### WORK REQUIRED:
Determine which lines of the records include the word "data", and copy them.

Stored items from a collection:
______________________________

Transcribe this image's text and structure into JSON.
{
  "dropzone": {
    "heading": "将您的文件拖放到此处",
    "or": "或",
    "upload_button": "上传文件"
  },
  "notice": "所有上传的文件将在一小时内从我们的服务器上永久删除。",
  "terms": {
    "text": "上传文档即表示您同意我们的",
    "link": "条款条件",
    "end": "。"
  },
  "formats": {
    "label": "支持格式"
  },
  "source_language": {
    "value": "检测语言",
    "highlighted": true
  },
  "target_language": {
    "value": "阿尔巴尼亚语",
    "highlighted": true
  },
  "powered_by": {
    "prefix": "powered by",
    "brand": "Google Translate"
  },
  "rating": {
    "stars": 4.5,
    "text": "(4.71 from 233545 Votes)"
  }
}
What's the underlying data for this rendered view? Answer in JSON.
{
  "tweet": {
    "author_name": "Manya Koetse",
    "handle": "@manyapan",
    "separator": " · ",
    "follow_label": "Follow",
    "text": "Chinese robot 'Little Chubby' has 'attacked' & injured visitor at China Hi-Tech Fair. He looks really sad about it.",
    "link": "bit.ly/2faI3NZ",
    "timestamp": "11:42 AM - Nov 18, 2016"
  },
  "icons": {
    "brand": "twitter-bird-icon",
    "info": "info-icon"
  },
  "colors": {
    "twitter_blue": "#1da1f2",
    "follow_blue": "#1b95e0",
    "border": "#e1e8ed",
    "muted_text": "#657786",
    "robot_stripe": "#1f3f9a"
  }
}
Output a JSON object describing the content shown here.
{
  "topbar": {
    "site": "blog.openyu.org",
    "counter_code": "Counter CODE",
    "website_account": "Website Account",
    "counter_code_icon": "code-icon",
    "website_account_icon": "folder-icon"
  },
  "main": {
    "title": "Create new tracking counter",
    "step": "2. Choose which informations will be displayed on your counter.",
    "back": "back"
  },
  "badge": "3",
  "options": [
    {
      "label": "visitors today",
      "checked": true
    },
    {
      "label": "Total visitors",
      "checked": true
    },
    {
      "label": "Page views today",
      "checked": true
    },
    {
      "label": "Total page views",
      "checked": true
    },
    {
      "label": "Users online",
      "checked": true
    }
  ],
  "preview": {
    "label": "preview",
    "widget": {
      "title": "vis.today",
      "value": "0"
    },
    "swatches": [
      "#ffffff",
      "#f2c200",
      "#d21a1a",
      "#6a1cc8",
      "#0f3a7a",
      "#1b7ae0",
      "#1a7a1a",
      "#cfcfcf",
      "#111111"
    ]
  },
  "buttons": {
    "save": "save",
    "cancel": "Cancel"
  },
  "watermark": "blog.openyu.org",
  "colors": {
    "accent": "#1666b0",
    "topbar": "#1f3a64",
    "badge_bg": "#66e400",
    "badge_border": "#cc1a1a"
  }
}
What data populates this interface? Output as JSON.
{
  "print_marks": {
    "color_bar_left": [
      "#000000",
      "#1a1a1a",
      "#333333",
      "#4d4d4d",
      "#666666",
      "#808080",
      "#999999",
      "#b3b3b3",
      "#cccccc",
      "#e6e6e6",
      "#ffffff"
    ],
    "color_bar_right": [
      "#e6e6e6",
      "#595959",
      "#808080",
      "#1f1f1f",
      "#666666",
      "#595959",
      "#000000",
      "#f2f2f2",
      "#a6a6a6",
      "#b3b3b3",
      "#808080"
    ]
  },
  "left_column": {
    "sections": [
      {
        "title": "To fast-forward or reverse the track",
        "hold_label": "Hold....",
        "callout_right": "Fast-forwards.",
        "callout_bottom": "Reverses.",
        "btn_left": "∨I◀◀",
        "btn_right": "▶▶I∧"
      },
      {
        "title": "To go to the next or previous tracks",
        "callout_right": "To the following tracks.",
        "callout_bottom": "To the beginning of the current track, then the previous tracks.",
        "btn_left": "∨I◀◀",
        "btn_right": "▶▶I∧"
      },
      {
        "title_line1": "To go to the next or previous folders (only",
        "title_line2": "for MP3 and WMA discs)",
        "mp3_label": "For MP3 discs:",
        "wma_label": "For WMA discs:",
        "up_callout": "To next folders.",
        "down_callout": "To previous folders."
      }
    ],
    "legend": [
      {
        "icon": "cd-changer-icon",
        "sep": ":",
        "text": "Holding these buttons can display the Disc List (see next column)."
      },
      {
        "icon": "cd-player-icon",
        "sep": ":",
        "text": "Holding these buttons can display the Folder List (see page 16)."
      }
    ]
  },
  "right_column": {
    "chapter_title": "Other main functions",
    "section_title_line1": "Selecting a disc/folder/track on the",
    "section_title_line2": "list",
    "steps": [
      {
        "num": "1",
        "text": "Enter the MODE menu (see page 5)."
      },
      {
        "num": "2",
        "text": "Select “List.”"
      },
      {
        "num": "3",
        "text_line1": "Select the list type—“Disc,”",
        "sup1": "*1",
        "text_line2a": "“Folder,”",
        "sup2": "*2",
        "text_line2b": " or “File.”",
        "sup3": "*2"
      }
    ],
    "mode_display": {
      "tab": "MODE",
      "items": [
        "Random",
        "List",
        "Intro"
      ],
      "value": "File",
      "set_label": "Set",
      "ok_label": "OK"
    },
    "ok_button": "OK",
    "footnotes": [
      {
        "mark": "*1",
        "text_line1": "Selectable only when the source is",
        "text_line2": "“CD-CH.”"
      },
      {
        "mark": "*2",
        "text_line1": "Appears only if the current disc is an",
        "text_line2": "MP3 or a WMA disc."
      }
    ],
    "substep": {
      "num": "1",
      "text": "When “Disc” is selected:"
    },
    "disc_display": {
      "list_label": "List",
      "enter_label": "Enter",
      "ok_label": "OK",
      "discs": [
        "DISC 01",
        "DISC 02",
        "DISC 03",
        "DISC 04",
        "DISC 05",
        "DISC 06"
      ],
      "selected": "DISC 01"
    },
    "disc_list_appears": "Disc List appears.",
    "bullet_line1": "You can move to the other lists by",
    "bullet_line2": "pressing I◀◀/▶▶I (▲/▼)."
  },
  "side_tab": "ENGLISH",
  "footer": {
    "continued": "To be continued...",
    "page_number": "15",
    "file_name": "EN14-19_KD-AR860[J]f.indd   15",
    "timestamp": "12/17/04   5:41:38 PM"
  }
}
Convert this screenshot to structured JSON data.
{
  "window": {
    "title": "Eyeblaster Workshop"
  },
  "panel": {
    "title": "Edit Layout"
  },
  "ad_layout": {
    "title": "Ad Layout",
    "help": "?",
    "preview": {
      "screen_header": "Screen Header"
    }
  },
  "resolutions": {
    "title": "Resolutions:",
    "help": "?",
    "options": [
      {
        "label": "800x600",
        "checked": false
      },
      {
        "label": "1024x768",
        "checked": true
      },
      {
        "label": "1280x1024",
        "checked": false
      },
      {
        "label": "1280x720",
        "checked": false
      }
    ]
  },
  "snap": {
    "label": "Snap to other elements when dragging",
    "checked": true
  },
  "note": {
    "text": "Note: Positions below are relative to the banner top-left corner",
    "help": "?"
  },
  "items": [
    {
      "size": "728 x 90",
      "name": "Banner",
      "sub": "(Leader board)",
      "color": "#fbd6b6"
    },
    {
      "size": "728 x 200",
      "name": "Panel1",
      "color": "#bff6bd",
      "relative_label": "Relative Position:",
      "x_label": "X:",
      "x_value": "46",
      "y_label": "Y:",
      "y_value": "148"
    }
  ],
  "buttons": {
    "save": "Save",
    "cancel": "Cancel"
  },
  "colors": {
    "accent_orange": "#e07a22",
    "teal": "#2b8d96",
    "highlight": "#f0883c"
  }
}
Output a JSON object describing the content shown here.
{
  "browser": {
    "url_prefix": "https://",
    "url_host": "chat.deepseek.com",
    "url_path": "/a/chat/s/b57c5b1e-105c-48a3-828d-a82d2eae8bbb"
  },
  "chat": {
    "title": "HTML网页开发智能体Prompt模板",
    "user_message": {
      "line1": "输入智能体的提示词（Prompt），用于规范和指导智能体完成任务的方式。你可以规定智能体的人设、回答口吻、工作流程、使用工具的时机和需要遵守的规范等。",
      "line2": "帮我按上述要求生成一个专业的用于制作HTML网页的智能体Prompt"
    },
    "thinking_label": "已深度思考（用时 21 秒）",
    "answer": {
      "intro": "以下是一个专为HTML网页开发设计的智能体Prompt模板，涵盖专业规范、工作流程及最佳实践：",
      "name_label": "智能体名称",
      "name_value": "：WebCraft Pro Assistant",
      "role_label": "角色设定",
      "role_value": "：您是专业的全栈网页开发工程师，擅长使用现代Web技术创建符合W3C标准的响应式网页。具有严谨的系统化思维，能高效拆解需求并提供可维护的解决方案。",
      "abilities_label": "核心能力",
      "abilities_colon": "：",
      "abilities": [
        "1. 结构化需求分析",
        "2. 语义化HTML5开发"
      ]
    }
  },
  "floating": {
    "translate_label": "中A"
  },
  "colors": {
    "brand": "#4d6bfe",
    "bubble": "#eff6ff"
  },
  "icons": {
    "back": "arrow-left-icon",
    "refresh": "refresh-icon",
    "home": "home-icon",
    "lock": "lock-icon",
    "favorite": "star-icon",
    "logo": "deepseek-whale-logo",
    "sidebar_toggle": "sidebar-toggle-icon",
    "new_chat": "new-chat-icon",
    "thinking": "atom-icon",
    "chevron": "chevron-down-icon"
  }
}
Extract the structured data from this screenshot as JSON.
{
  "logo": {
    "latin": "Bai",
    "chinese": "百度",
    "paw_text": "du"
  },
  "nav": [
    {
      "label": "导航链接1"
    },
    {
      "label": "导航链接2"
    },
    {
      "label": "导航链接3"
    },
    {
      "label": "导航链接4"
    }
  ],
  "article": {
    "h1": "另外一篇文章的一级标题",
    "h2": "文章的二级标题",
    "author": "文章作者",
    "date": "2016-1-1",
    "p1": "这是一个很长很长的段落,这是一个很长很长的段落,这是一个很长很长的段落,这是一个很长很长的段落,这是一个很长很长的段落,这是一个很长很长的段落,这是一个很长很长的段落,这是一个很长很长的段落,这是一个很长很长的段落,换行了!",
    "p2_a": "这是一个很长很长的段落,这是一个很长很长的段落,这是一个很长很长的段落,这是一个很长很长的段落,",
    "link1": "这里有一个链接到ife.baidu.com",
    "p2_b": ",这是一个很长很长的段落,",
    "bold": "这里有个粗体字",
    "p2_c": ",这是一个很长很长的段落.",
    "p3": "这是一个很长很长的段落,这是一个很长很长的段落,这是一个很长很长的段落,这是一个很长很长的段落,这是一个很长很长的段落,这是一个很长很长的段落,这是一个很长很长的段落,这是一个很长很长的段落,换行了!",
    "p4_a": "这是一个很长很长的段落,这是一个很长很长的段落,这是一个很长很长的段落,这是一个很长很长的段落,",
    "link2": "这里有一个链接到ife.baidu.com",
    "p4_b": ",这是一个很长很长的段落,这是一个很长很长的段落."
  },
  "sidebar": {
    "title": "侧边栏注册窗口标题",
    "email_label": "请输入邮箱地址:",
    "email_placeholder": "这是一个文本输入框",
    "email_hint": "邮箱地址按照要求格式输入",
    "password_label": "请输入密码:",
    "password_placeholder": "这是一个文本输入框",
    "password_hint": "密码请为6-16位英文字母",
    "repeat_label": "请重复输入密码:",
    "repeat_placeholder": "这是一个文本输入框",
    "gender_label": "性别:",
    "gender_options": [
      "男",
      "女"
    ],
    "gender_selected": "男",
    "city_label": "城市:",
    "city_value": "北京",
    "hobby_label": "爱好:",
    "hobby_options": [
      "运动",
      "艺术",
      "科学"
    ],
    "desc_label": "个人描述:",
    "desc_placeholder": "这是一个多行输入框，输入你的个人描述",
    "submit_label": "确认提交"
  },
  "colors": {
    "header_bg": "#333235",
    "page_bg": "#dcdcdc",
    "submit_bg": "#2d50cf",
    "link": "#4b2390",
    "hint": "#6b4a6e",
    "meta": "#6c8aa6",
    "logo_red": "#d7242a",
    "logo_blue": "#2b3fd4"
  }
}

______________________________

### WRITTEN ANSWER:
What's the underlying data for this rendered view? Answer in JSON.
What data populates this interface? Output as JSON.
Convert this screenshot to structured JSON data.
Extract the structured data from this screenshot as JSON.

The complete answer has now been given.